Excerpted records:
---------------
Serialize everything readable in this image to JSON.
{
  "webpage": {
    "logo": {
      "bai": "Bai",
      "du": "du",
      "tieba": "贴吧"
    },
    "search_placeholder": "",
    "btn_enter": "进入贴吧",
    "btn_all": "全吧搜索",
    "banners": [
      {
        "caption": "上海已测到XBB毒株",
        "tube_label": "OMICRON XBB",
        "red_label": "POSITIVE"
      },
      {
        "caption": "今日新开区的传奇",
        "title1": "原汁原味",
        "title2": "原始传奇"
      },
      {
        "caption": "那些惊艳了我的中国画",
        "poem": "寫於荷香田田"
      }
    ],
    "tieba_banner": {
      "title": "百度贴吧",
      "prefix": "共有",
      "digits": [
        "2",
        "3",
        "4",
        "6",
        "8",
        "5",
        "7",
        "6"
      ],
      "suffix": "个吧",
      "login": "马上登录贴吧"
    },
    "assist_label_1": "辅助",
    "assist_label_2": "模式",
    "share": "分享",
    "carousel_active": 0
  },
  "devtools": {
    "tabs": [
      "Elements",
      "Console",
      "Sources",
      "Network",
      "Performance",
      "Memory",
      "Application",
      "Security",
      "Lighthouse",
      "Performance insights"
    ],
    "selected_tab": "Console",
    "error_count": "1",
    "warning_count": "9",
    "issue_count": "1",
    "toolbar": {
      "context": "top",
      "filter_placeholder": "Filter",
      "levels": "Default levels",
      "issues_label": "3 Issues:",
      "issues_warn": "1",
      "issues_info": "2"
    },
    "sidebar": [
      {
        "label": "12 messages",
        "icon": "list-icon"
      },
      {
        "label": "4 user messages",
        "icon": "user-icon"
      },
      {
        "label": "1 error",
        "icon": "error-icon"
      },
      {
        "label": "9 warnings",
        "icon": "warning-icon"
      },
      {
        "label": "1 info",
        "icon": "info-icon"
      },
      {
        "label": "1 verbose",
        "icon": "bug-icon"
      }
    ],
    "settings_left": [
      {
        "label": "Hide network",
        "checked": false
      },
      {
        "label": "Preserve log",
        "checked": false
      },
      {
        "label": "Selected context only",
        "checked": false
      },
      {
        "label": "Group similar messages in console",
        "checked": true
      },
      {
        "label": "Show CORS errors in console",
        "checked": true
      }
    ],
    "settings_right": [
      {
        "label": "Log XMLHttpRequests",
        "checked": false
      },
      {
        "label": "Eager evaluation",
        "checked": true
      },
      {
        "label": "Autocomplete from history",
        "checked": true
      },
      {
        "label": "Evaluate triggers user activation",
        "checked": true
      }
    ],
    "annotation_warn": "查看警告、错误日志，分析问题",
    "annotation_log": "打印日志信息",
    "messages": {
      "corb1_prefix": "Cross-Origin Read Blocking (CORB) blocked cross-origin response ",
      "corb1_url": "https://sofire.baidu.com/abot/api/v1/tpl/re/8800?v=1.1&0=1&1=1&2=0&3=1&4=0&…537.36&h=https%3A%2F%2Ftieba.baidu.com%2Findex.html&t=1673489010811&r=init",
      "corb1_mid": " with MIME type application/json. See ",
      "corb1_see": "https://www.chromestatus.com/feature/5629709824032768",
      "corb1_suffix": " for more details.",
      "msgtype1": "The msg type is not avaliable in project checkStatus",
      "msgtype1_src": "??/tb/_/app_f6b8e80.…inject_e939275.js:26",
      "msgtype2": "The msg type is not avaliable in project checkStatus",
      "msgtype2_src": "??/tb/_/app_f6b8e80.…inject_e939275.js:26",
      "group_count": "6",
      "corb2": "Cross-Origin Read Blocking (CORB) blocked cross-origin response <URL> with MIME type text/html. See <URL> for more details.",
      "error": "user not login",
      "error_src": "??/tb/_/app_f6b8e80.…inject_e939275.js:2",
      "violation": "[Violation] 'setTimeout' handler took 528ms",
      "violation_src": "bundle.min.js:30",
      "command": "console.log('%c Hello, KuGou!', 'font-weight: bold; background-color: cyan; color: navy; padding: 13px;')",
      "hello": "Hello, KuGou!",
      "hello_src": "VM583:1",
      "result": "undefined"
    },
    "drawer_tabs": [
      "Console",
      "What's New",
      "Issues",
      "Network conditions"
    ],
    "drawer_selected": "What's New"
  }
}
---------------
Your task: Find all lines holding the string "html" and copy them.

Answer for this exercise:
      "corb1_url": "https://sofire.baidu.com/abot/api/v1/tpl/re/8800?v=1.1&0=1&1=1&2=0&3=1&4=0&…537.36&h=https%3A%2F%2Ftieba.baidu.com%2Findex.html&t=1673489010811&r=init",
      "corb2": "Cross-Origin Read Blocking (CORB) blocked cross-origin response <URL> with MIME type text/html. See <URL> for more details.",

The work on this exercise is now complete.